Work to complete:
Without the images, write out all of the following entries exactly.
** BEGIN Material for the task **
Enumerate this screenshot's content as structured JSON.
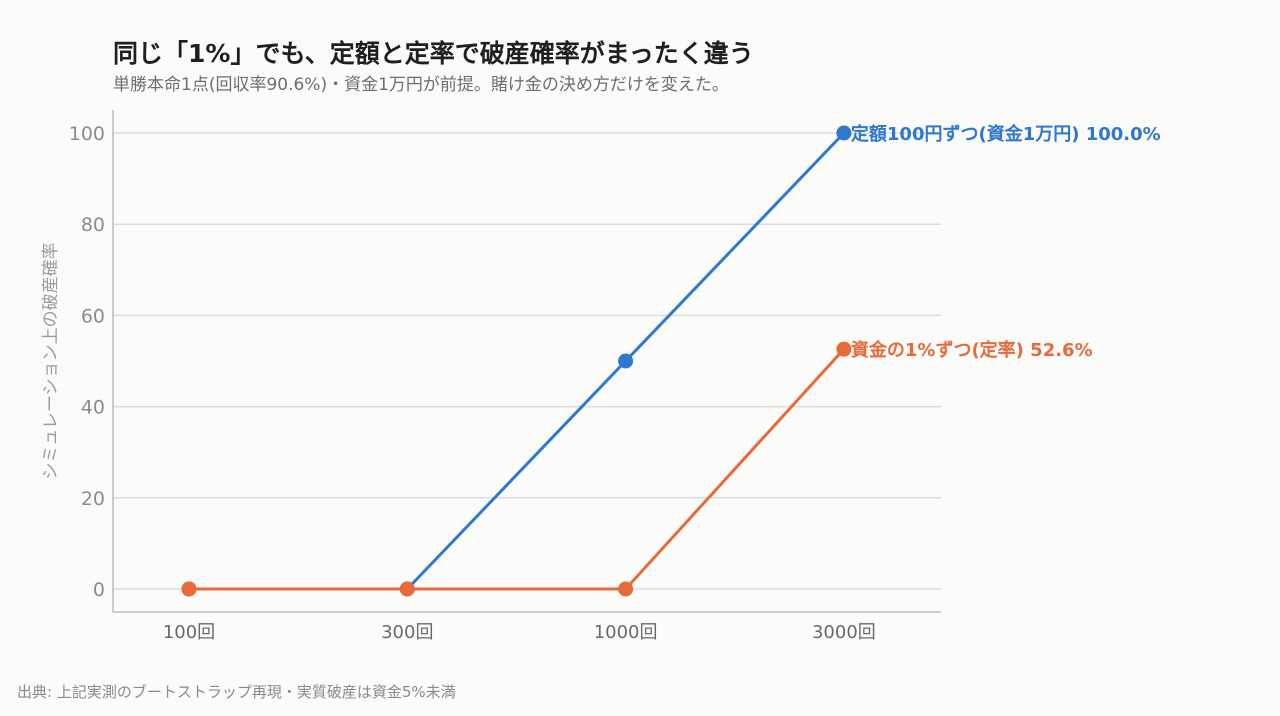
{
  "header": {
    "title": "同じ「1%」でも、定額と定率で破産確率がまったく違う",
    "subtitle": "単勝本命1点(回収率90.6%)・資金1万円が前提。賭け金の決め方だけを変えた。"
  },
  "footer": {
    "source": "出典: 上記実測のブートストラップ再現・実質破産は資金5%未満"
  },
  "chart_data": {
    "type": "line",
    "title": "同じ「1%」でも、定額と定率で破産確率がまったく違う",
    "subtitle": "単勝本命1点(回収率90.6%)・資金1万円が前提。賭け金の決め方だけを変えた。",
    "xlabel": "",
    "ylabel": "シミュレーション上の破産確率",
    "categories": [
      "100回",
      "300回",
      "1000回",
      "3000回"
    ],
    "ylim": [
      0,
      100
    ],
    "yticks": [
      0,
      20,
      40,
      60,
      80,
      100
    ],
    "grid": "horizontal",
    "series": [
      {
        "name": "定額100円ずつ(資金1万円)",
        "values": [
          0,
          0,
          50,
          100
        ],
        "end_label": "定額100円ずつ(資金1万円) 100.0%",
        "color": "#2f78cf"
      },
      {
        "name": "資金の1%ずつ(定率)",
        "values": [
          0,
          0,
          0,
          52.6
        ],
        "end_label": "資金の1%ずつ(定率) 52.6%",
        "color": "#e8693a"
      }
    ]
  }
}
** END Material for the task **
Written answer:
Enumerate this screenshot's content as structured JSON.
{
  "header": {
    "title": "同じ「1%」でも、定額と定率で破産確率がまったく違う",
    "subtitle": "単勝本命1点(回収率90.6%)・資金1万円が前提。賭け金の決め方だけを変えた。"
  },
  "footer": {
    "source": "出典: 上記実測のブートストラップ再現・実質破産は資金5%未満"
  },
  "chart_data": {
    "type": "line",
    "title": "同じ「1%」でも、定額と定率で破産確率がまったく違う",
    "subtitle": "単勝本命1点(回収率90.6%)・資金1万円が前提。賭け金の決め方だけを変えた。",
    "xlabel": "",
    "ylabel": "シミュレーション上の破産確率",
    "categories": [
      "100回",
      "300回",
      "1000回",
      "3000回"
    ],
    "ylim": [
      0,
      100
    ],
    "yticks": [
      0,
      20,
      40,
      60,
      80,
      100
    ],
    "grid": "horizontal",
    "series": [
      {
        "name": "定額100円ずつ(資金1万円)",
        "values": [
          0,
          0,
          50,
          100
        ],
        "end_label": "定額100円ずつ(資金1万円) 100.0%",
        "color": "#2f78cf"
      },
      {
        "name": "資金の1%ずつ(定率)",
        "values": [
          0,
          0,
          0,
          52.6
        ],
        "end_label": "資金の1%ずつ(定率) 52.6%",
        "color": "#e8693a"
      }
    ]
  }
}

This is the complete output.